►

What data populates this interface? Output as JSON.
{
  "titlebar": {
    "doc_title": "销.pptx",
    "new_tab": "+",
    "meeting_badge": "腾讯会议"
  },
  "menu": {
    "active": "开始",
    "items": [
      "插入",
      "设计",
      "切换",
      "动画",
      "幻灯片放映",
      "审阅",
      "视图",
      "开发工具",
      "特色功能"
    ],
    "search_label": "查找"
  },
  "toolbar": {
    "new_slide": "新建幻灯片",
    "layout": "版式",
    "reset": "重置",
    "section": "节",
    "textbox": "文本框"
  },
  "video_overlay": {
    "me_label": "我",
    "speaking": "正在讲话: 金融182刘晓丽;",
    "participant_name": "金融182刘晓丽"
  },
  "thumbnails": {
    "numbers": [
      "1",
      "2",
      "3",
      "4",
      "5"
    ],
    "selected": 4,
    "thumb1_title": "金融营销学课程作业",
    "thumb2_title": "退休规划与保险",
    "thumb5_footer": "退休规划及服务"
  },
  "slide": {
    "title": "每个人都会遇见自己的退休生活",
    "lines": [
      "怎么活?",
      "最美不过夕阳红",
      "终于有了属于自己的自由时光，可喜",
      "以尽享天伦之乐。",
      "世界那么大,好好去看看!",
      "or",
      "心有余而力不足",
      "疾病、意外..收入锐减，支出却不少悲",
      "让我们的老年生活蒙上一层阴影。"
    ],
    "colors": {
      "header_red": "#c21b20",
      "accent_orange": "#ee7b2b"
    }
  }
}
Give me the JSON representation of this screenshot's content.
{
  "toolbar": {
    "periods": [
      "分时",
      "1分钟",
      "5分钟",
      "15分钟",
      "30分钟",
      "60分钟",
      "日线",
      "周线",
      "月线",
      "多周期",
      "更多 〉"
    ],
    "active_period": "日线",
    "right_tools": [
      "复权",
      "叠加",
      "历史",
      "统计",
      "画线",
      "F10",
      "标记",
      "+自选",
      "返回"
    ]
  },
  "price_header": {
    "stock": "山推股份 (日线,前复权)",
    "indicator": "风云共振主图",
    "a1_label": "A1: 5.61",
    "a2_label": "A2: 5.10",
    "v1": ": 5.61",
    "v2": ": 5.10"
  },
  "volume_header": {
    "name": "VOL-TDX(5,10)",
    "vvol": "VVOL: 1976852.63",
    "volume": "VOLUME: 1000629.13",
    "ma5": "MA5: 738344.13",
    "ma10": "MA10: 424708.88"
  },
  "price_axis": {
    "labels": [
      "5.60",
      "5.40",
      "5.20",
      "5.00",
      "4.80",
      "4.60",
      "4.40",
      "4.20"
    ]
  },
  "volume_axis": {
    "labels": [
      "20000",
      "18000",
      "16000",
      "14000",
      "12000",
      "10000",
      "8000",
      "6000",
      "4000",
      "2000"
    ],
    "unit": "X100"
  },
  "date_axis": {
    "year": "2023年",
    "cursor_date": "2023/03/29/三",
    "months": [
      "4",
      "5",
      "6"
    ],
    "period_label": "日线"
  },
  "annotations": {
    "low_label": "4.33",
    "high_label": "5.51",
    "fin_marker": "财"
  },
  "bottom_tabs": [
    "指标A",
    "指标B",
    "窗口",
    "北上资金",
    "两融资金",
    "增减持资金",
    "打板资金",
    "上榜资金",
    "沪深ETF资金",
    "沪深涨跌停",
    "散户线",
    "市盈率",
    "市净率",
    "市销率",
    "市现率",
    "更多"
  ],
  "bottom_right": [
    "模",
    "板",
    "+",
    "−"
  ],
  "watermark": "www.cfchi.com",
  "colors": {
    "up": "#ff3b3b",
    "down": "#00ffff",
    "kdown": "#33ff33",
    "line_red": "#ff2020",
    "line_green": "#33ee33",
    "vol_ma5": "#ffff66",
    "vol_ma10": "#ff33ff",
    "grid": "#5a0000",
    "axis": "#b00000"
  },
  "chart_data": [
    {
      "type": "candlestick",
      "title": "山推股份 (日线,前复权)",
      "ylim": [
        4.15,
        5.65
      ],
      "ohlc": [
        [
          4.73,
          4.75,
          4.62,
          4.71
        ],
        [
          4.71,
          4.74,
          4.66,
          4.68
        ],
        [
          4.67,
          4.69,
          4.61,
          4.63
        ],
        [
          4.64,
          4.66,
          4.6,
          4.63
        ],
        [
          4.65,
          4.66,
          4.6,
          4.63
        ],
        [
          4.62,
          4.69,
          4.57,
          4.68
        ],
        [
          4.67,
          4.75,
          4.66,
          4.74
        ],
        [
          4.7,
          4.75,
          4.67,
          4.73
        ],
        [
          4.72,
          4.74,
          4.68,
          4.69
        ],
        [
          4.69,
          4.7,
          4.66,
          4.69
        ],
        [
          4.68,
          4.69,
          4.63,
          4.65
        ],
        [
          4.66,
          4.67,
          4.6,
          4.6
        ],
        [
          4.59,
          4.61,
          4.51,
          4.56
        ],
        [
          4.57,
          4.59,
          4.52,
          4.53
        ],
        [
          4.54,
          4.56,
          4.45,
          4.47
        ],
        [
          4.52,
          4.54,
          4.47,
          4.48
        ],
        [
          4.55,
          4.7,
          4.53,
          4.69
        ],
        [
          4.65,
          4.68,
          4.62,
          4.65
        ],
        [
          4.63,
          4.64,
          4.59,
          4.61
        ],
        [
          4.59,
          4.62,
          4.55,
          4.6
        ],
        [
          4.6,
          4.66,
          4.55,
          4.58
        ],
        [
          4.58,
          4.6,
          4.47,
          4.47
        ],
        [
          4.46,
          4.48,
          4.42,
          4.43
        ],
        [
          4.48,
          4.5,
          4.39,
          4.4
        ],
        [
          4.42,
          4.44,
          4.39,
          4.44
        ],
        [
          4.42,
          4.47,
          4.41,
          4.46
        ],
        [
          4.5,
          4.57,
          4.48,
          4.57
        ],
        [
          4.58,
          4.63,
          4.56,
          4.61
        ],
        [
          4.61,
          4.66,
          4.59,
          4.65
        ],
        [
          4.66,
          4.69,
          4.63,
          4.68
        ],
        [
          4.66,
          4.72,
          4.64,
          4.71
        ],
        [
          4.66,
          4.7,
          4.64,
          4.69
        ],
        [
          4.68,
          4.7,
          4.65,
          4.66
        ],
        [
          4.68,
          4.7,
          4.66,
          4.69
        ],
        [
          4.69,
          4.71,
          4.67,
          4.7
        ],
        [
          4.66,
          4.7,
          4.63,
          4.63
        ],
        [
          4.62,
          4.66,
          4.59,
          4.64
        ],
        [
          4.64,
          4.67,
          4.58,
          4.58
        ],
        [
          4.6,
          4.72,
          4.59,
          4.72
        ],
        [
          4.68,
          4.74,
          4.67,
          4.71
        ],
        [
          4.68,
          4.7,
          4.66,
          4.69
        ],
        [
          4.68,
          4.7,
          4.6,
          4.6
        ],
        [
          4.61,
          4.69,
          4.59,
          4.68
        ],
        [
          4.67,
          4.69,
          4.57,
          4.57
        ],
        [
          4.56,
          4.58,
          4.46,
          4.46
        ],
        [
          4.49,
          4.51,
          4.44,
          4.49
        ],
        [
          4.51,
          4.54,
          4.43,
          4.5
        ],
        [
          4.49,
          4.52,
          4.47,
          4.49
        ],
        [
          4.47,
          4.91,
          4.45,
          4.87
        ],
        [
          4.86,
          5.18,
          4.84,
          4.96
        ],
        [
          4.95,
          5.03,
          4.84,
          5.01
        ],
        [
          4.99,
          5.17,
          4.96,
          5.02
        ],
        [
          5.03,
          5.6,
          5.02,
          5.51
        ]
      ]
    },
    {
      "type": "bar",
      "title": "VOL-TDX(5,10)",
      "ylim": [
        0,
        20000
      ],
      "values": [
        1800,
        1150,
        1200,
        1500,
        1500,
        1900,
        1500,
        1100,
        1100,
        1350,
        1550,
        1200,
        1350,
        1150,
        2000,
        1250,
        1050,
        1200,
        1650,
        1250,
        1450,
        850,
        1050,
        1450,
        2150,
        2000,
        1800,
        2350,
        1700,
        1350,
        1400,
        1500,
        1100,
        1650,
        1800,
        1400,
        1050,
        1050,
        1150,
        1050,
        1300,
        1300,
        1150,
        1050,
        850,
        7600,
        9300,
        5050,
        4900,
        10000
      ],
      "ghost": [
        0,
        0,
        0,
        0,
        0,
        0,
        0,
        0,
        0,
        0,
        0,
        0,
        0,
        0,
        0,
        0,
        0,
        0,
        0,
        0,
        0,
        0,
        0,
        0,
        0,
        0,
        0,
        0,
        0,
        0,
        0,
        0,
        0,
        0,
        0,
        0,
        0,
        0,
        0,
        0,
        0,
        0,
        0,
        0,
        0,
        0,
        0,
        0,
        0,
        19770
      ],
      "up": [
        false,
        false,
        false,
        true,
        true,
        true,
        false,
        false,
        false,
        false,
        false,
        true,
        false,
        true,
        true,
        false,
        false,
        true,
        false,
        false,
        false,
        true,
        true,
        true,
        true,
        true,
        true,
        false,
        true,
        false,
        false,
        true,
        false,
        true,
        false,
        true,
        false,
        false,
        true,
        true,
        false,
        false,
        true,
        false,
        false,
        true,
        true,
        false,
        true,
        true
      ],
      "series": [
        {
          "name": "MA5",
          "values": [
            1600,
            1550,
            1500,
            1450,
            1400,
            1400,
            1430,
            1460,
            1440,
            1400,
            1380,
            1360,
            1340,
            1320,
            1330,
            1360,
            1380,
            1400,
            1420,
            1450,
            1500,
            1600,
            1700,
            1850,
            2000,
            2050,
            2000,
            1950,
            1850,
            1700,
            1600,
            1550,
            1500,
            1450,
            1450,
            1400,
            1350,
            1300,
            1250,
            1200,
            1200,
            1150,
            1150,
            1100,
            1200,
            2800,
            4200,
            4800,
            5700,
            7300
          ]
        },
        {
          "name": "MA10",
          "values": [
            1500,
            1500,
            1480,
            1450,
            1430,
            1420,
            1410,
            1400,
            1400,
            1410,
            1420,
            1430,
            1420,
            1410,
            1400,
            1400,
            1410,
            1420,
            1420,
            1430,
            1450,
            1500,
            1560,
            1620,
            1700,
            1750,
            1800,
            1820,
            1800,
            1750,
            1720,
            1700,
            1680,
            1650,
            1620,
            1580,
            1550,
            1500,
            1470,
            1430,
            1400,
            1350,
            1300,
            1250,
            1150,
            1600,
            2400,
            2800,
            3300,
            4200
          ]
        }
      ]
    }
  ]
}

◄

→ **Aim of the exercise**:
Collect each line of the entries that has the word "JSON", copying it in full.

→ **The answer**:
What data populates this interface? Output as JSON.
Give me the JSON representation of this screenshot's content.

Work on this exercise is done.